• _THE PROBLEM_: Gather every line that includes the word "verified", please.

== == ==

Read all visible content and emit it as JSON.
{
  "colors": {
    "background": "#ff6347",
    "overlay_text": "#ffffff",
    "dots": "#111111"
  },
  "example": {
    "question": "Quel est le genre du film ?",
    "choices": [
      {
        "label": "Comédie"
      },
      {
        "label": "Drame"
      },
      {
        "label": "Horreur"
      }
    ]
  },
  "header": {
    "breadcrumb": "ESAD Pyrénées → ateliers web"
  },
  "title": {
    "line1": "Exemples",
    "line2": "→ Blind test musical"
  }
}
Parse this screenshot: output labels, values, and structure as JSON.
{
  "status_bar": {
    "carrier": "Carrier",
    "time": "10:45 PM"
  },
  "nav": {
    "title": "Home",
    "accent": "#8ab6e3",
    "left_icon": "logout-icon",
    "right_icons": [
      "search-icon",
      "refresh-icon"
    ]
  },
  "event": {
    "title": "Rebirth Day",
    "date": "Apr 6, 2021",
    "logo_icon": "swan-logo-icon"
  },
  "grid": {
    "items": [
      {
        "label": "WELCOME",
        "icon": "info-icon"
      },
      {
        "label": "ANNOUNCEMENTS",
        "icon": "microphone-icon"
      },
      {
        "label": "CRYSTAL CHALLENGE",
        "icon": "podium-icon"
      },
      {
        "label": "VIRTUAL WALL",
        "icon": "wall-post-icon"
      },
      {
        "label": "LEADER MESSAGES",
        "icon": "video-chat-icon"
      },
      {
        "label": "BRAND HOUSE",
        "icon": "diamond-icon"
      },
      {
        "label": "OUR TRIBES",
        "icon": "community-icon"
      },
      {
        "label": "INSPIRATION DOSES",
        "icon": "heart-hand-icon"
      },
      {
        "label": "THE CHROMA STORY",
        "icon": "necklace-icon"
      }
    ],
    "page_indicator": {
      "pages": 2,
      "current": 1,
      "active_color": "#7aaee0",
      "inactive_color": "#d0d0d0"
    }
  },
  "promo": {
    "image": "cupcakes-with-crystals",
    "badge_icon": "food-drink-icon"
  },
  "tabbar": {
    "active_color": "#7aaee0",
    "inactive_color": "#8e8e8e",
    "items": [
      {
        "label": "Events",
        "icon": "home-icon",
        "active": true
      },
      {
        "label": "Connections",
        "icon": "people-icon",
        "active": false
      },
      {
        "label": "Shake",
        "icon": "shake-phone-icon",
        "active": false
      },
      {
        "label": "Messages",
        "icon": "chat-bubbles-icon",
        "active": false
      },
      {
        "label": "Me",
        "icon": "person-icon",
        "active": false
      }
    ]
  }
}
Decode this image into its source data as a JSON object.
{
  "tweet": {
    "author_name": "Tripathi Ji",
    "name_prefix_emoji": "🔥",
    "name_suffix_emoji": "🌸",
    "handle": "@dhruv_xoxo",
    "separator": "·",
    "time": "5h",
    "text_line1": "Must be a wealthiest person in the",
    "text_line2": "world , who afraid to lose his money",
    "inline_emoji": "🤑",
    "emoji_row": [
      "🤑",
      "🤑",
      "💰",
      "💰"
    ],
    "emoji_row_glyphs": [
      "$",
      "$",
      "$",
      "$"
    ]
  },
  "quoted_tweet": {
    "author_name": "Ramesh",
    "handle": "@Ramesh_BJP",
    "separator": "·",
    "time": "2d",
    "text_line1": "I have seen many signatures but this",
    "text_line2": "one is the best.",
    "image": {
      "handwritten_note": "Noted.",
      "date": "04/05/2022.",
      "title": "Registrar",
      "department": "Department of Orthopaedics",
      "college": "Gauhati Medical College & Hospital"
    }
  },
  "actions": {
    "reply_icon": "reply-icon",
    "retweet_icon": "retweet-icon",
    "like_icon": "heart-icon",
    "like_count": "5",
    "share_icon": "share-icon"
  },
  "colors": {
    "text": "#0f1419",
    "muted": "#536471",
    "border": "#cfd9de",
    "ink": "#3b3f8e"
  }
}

== == ==

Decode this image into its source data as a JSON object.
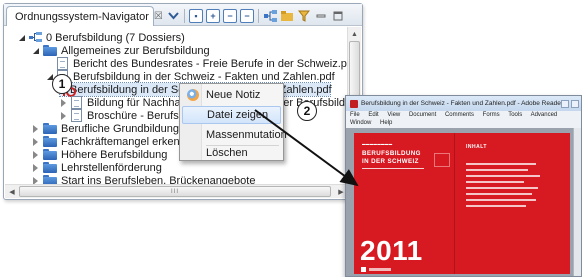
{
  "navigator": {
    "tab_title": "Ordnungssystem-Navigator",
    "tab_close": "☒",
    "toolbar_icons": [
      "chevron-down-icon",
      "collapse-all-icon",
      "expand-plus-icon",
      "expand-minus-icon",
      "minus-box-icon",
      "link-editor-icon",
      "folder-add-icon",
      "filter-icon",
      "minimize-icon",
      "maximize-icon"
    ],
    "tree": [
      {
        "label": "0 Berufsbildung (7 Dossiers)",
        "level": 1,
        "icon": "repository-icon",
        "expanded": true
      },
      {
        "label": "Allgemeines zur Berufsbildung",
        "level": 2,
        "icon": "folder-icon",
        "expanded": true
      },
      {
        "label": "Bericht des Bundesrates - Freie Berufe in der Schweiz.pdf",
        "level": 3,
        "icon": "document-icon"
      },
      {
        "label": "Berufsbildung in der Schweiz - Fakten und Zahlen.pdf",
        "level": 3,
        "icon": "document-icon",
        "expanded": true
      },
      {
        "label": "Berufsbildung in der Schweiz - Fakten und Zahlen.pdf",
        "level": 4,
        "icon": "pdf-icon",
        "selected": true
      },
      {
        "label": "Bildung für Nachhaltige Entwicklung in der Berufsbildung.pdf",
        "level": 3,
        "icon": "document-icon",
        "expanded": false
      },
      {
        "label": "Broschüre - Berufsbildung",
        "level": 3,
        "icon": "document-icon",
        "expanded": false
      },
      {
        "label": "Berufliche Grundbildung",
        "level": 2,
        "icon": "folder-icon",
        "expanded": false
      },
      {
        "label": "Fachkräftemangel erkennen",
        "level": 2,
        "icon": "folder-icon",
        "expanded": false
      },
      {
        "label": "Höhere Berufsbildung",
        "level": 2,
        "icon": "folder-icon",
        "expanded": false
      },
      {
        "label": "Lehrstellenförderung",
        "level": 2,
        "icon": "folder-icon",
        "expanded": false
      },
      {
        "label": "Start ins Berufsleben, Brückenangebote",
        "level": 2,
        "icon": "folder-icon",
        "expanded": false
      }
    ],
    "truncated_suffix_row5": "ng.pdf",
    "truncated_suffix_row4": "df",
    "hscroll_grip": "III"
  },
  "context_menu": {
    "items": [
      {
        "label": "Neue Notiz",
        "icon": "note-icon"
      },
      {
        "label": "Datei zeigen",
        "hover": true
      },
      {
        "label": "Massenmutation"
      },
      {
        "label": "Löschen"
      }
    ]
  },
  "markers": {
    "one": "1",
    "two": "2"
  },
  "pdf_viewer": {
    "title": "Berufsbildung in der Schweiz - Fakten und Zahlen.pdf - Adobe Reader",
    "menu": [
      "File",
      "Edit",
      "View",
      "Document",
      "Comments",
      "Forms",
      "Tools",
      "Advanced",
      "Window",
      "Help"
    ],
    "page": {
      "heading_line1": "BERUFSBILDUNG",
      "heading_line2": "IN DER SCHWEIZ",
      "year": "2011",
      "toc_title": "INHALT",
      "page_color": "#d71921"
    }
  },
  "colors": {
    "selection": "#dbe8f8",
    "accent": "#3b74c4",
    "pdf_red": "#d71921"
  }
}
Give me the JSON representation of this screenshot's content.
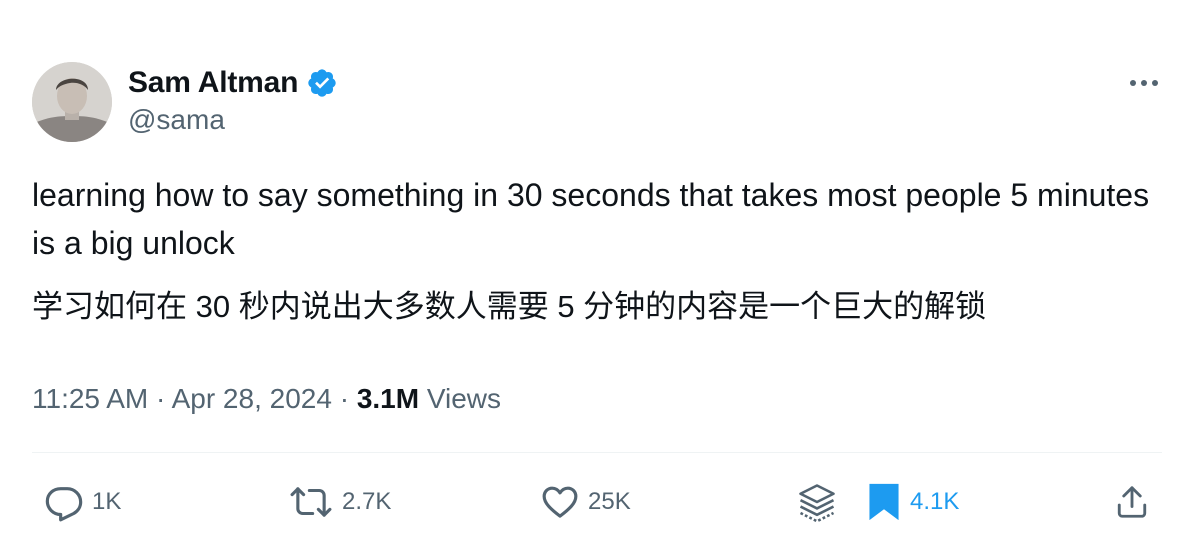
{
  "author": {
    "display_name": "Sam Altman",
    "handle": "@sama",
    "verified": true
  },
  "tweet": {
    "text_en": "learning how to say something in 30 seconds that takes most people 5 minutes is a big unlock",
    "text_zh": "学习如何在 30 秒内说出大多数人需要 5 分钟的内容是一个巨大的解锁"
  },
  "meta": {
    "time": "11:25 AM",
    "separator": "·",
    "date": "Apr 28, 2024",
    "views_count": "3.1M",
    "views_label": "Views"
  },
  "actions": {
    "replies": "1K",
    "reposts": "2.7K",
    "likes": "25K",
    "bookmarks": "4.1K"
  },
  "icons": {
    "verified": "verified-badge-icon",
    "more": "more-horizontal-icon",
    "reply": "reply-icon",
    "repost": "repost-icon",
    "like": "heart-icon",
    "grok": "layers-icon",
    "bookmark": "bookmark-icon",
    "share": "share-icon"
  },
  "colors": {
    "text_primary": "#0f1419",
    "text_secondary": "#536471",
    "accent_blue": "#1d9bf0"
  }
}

== == ==

• _EXERCISE RESULT_:
    "verified": true
    "verified": "verified-badge-icon",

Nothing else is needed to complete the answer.